* [PAGE TEXT]
========================
# Analytical PAW Projector Functions for Reduced Bandwidth Requirements

**Authors:** Paul F. Baumeister, Shigeru Tsukamoto

arXiv: 1905.00480 · 2019-05-03

## TL;DR

This paper introduces an analytical basis for PAW projector functions in DFT calculations, significantly reducing memory bandwidth needs and improving scalability on high-performance computing systems, especially GPUs.

## Contribution

It proposes a 3D factorizable Hermite basis for PAW projectors and an on-the-fly sampling method to minimize memory transfer, enhancing performance in large-scale DFT computations.
========================
* [RECORD EXTRACTS]
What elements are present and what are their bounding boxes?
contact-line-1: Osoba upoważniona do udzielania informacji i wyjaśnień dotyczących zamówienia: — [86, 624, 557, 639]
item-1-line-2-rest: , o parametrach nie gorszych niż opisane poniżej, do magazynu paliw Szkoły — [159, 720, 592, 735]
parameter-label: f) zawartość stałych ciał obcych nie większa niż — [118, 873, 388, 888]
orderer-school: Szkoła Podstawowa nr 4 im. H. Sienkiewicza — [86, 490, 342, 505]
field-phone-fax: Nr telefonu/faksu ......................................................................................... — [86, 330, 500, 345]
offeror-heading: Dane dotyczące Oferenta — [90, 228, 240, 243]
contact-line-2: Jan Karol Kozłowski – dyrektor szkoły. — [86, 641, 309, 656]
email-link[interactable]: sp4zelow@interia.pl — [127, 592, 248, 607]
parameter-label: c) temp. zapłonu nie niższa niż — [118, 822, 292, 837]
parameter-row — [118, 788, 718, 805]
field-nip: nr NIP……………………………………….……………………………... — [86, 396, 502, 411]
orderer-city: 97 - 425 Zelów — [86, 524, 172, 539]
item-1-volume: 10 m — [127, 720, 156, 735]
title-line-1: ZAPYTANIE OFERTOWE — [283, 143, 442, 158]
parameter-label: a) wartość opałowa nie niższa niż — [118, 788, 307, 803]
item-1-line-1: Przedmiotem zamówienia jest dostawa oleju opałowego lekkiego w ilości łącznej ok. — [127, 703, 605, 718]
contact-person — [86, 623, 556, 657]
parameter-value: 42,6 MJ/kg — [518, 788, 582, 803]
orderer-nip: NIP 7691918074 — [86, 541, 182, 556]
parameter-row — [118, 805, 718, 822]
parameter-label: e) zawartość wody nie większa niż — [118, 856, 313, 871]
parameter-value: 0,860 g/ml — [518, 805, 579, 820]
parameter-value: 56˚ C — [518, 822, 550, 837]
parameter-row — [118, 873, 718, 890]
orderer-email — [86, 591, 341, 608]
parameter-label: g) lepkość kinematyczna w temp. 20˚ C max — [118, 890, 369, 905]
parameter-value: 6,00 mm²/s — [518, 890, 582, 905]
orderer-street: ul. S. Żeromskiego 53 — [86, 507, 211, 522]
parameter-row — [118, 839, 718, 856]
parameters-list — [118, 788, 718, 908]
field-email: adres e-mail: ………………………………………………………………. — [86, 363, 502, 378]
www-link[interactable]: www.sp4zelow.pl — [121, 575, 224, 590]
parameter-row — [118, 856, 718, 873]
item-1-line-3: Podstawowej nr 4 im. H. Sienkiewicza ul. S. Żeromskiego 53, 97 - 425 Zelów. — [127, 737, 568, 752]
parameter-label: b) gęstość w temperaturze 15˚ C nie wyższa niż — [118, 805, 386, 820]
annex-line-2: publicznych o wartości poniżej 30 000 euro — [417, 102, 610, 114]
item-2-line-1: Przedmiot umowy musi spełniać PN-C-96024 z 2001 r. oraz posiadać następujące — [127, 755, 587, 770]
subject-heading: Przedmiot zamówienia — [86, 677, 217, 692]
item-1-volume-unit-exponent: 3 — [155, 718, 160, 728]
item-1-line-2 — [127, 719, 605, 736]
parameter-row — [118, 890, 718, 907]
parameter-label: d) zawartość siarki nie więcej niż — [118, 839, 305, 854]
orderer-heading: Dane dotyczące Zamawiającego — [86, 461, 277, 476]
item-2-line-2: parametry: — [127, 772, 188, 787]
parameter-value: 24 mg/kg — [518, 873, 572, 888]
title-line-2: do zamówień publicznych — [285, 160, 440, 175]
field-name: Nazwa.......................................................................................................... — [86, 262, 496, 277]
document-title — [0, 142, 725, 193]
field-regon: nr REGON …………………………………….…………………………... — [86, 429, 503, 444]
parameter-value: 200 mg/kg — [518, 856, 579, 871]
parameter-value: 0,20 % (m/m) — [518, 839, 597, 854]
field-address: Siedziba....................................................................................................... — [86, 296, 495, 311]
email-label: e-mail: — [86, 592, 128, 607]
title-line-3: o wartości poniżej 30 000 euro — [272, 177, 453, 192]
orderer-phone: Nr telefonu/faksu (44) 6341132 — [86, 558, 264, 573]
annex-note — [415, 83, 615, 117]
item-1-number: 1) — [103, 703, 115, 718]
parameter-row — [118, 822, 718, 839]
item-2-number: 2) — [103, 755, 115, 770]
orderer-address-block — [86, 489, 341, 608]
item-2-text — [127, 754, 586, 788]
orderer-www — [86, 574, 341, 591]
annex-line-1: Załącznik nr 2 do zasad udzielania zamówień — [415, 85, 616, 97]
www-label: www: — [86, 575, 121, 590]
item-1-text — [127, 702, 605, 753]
========================
* [WRITTEN INSTRUCTION 1]
According to the page text on PAW projector functions, what type of basis is proposed for the projectors?
* [WRITTEN INSTRUCTION 2]
Quote the page text on PAW projector functions, starting at "# Analytical PAW" and ending at "large-scale DFT computations.".
The listing has no connection to the text on PAW projector functions.

* [EXERCISE SOLUTION 1]
A 3D factorizable Hermite basis.

* [EXERCISE SOLUTION 2]
# Analytical PAW Projector Functions for Reduced Bandwidth Requirements

**Authors:** Paul F. Baumeister, Shigeru Tsukamoto

arXiv: 1905.00480 · 2019-05-03

## TL;DR

This paper introduces an analytical basis for PAW projector functions in DFT calculations, significantly reducing memory bandwidth needs and improving scalability on high-performance computing systems, especially GPUs.

## Contribution

It proposes a 3D factorizable Hermite basis for PAW projectors and an on-the-fly sampling method to minimize memory transfer, enhancing performance in large-scale DFT computations.